▶ [Exercise directions] Leave out the pictures and copy the remaining records exactly.

** start of Material for this task **

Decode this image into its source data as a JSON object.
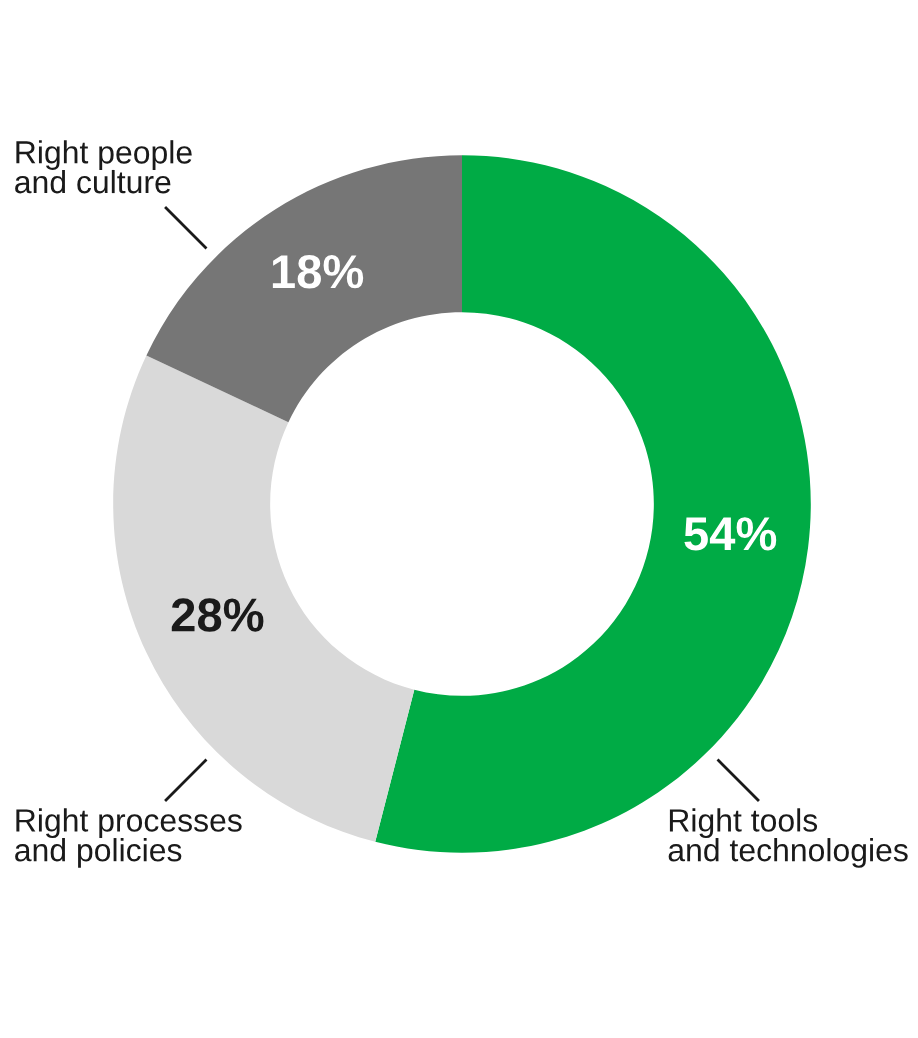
{
  "chart_data": {
    "type": "donut",
    "categories": [
      "Right tools\nand technologies",
      "Right processes\nand policies",
      "Right people\nand culture"
    ],
    "values": [
      54,
      28,
      18
    ],
    "value_labels": [
      "54%",
      "28%",
      "18%"
    ],
    "colors": [
      "#00ab45",
      "#d9d9d9",
      "#767676"
    ],
    "legend": false
  }
}
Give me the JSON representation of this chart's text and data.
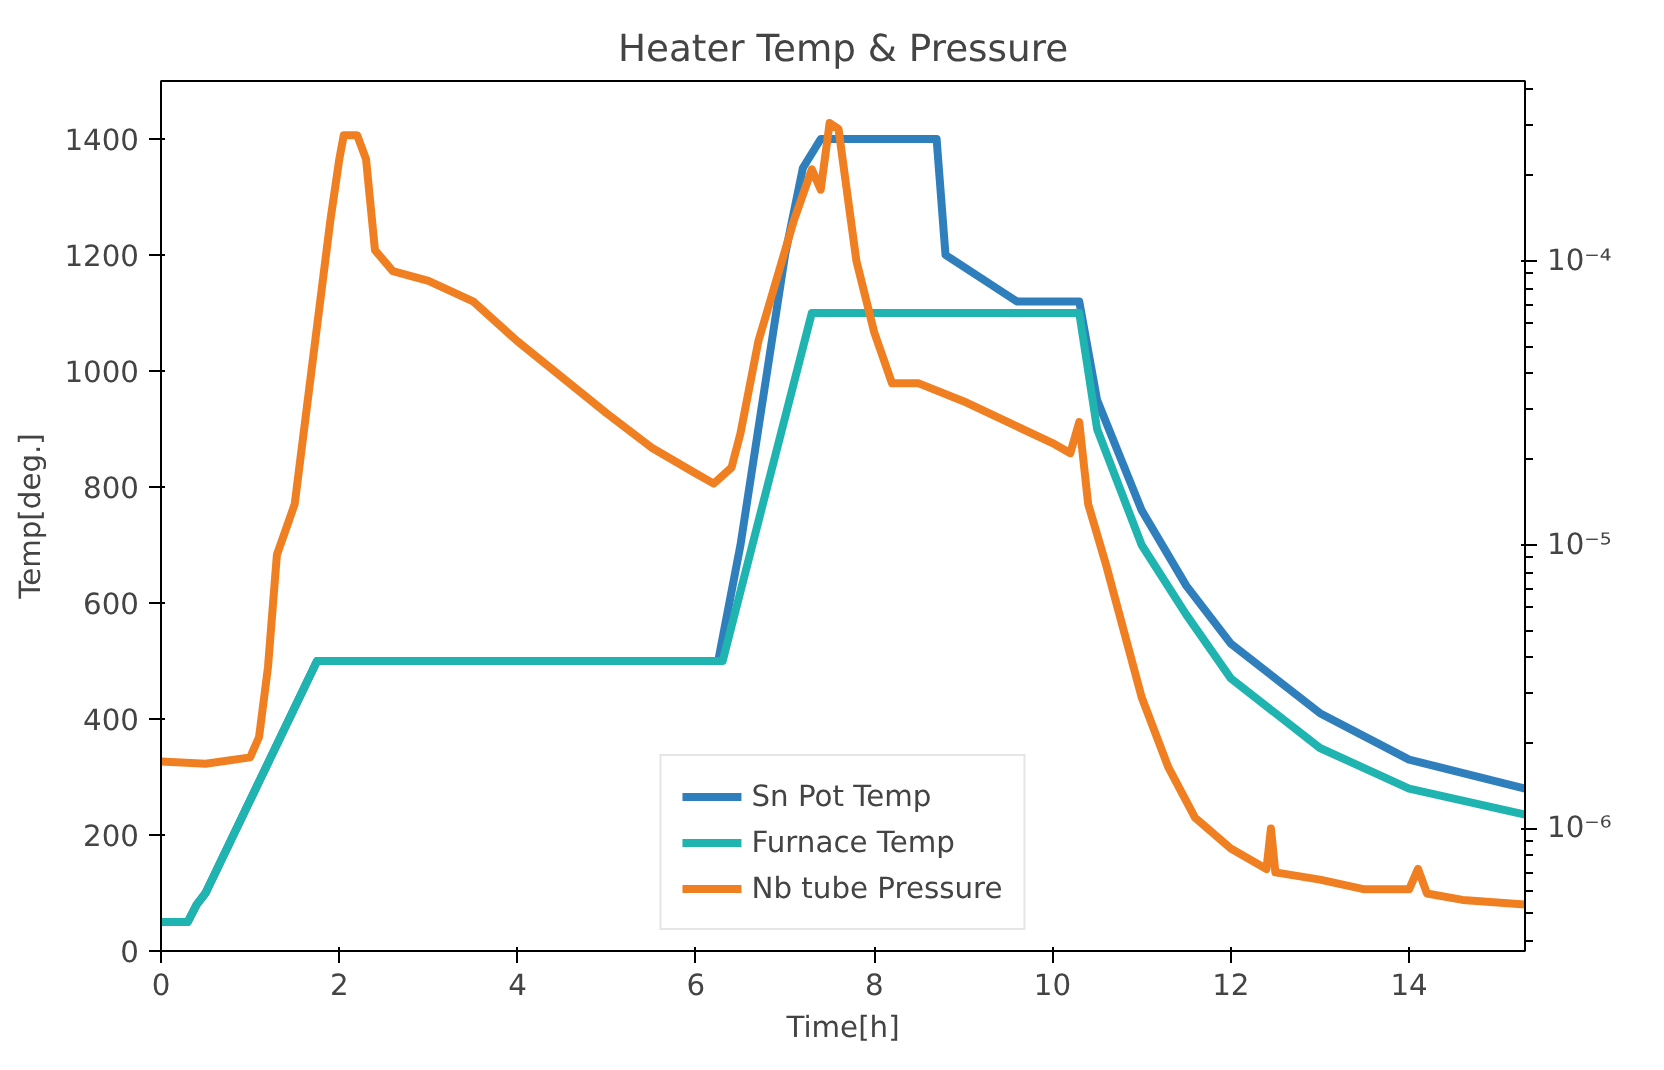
{
  "chart_data": {
    "type": "line",
    "title": "Heater Temp & Pressure",
    "xlabel": "Time[h]",
    "ylabel": "Temp[deg.]",
    "xlim": [
      0,
      15.3
    ],
    "ylim": [
      0,
      1500
    ],
    "xticks": [
      0,
      2,
      4,
      6,
      8,
      10,
      12,
      14
    ],
    "yticks": [
      0,
      200,
      400,
      600,
      800,
      1000,
      1200,
      1400
    ],
    "log": "y2",
    "y2lim": [
      3.7e-07,
      0.00043
    ],
    "y2ticks": [
      {
        "value": 1e-06,
        "label": "10⁻⁶"
      },
      {
        "value": 1e-05,
        "label": "10⁻⁵"
      },
      {
        "value": 0.0001,
        "label": "10⁻⁴"
      }
    ],
    "grid": false,
    "legend": "bottom",
    "line_style": "solid",
    "marker": "none",
    "series": [
      {
        "name": "Sn Pot Temp",
        "color": "#2f7fbd",
        "x": [
          0,
          0.3,
          0.4,
          0.5,
          1.75,
          6.25,
          6.5,
          6.8,
          7.0,
          7.2,
          7.4,
          8.7,
          8.8,
          9.3,
          9.6,
          10.3,
          10.5,
          11,
          11.5,
          12,
          13,
          14,
          15.3
        ],
        "values": [
          50,
          50,
          80,
          100,
          500,
          500,
          700,
          1000,
          1200,
          1350,
          1400,
          1400,
          1200,
          1150,
          1120,
          1120,
          950,
          760,
          630,
          530,
          410,
          330,
          280
        ]
      },
      {
        "name": "Furnace Temp",
        "color": "#1fb4b0",
        "x": [
          0,
          0.3,
          0.4,
          0.5,
          1.75,
          6.3,
          7.3,
          10.3,
          10.5,
          11,
          11.5,
          12,
          13,
          14,
          15.3
        ],
        "values": [
          50,
          50,
          80,
          100,
          500,
          500,
          1100,
          1100,
          900,
          700,
          580,
          470,
          350,
          280,
          235
        ]
      },
      {
        "name": "Nb tube Pressure",
        "color": "#f07f22",
        "axis": "y2",
        "x": [
          0,
          0.5,
          1.0,
          1.1,
          1.2,
          1.3,
          1.5,
          1.7,
          1.9,
          2.0,
          2.05,
          2.2,
          2.3,
          2.4,
          2.6,
          3,
          3.5,
          4,
          5,
          5.5,
          6,
          6.2,
          6.4,
          6.5,
          6.7,
          6.9,
          7.1,
          7.3,
          7.4,
          7.5,
          7.6,
          7.8,
          8.0,
          8.2,
          8.5,
          9,
          9.5,
          10,
          10.2,
          10.3,
          10.4,
          10.6,
          11,
          11.3,
          11.6,
          12,
          12.4,
          12.45,
          12.5,
          13,
          13.5,
          14,
          14.1,
          14.2,
          14.6,
          15.3
        ],
        "values": [
          1.72e-06,
          1.69e-06,
          1.78e-06,
          2.1e-06,
          3.7e-06,
          9.2e-06,
          1.39e-05,
          4.4e-05,
          0.000139,
          0.000228,
          0.000277,
          0.000277,
          0.000228,
          0.000109,
          9.2e-05,
          8.5e-05,
          7.2e-05,
          5.2e-05,
          2.9e-05,
          2.2e-05,
          1.78e-05,
          1.64e-05,
          1.87e-05,
          2.47e-05,
          5.2e-05,
          8.5e-05,
          0.000139,
          0.00021,
          0.000178,
          0.000306,
          0.000291,
          0.0001,
          5.6e-05,
          3.7e-05,
          3.7e-05,
          3.2e-05,
          2.7e-05,
          2.28e-05,
          2.1e-05,
          2.7e-05,
          1.39e-05,
          8.5e-06,
          2.9e-06,
          1.64e-06,
          1.09e-06,
          8.5e-07,
          7.2e-07,
          1e-06,
          7e-07,
          6.6e-07,
          6.1e-07,
          6.1e-07,
          7.2e-07,
          5.9e-07,
          5.6e-07,
          5.4e-07
        ]
      }
    ]
  }
}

** end of Material for this task **

▶ [Answer to the problem]
Decode this image into its source data as a JSON object.
{
  "chart_data": {
    "type": "donut",
    "categories": [
      "Right tools\nand technologies",
      "Right processes\nand policies",
      "Right people\nand culture"
    ],
    "values": [
      54,
      28,
      18
    ],
    "value_labels": [
      "54%",
      "28%",
      "18%"
    ],
    "colors": [
      "#00ab45",
      "#d9d9d9",
      "#767676"
    ],
    "legend": false
  }
}
Give me the JSON representation of this chart's text and data.
{
  "chart_data": {
    "type": "line",
    "title": "Heater Temp & Pressure",
    "xlabel": "Time[h]",
    "ylabel": "Temp[deg.]",
    "xlim": [
      0,
      15.3
    ],
    "ylim": [
      0,
      1500
    ],
    "xticks": [
      0,
      2,
      4,
      6,
      8,
      10,
      12,
      14
    ],
    "yticks": [
      0,
      200,
      400,
      600,
      800,
      1000,
      1200,
      1400
    ],
    "log": "y2",
    "y2lim": [
      3.7e-07,
      0.00043
    ],
    "y2ticks": [
      {
        "value": 1e-06,
        "label": "10⁻⁶"
      },
      {
        "value": 1e-05,
        "label": "10⁻⁵"
      },
      {
        "value": 0.0001,
        "label": "10⁻⁴"
      }
    ],
    "grid": false,
    "legend": "bottom",
    "line_style": "solid",
    "marker": "none",
    "series": [
      {
        "name": "Sn Pot Temp",
        "color": "#2f7fbd",
        "x": [
          0,
          0.3,
          0.4,
          0.5,
          1.75,
          6.25,
          6.5,
          6.8,
          7.0,
          7.2,
          7.4,
          8.7,
          8.8,
          9.3,
          9.6,
          10.3,
          10.5,
          11,
          11.5,
          12,
          13,
          14,
          15.3
        ],
        "values": [
          50,
          50,
          80,
          100,
          500,
          500,
          700,
          1000,
          1200,
          1350,
          1400,
          1400,
          1200,
          1150,
          1120,
          1120,
          950,
          760,
          630,
          530,
          410,
          330,
          280
        ]
      },
      {
        "name": "Furnace Temp",
        "color": "#1fb4b0",
        "x": [
          0,
          0.3,
          0.4,
          0.5,
          1.75,
          6.3,
          7.3,
          10.3,
          10.5,
          11,
          11.5,
          12,
          13,
          14,
          15.3
        ],
        "values": [
          50,
          50,
          80,
          100,
          500,
          500,
          1100,
          1100,
          900,
          700,
          580,
          470,
          350,
          280,
          235
        ]
      },
      {
        "name": "Nb tube Pressure",
        "color": "#f07f22",
        "axis": "y2",
        "x": [
          0,
          0.5,
          1.0,
          1.1,
          1.2,
          1.3,
          1.5,
          1.7,
          1.9,
          2.0,
          2.05,
          2.2,
          2.3,
          2.4,
          2.6,
          3,
          3.5,
          4,
          5,
          5.5,
          6,
          6.2,
          6.4,
          6.5,
          6.7,
          6.9,
          7.1,
          7.3,
          7.4,
          7.5,
          7.6,
          7.8,
          8.0,
          8.2,
          8.5,
          9,
          9.5,
          10,
          10.2,
          10.3,
          10.4,
          10.6,
          11,
          11.3,
          11.6,
          12,
          12.4,
          12.45,
          12.5,
          13,
          13.5,
          14,
          14.1,
          14.2,
          14.6,
          15.3
        ],
        "values": [
          1.72e-06,
          1.69e-06,
          1.78e-06,
          2.1e-06,
          3.7e-06,
          9.2e-06,
          1.39e-05,
          4.4e-05,
          0.000139,
          0.000228,
          0.000277,
          0.000277,
          0.000228,
          0.000109,
          9.2e-05,
          8.5e-05,
          7.2e-05,
          5.2e-05,
          2.9e-05,
          2.2e-05,
          1.78e-05,
          1.64e-05,
          1.87e-05,
          2.47e-05,
          5.2e-05,
          8.5e-05,
          0.000139,
          0.00021,
          0.000178,
          0.000306,
          0.000291,
          0.0001,
          5.6e-05,
          3.7e-05,
          3.7e-05,
          3.2e-05,
          2.7e-05,
          2.28e-05,
          2.1e-05,
          2.7e-05,
          1.39e-05,
          8.5e-06,
          2.9e-06,
          1.64e-06,
          1.09e-06,
          8.5e-07,
          7.2e-07,
          1e-06,
          7e-07,
          6.6e-07,
          6.1e-07,
          6.1e-07,
          7.2e-07,
          5.9e-07,
          5.6e-07,
          5.4e-07
        ]
      }
    ]
  }
}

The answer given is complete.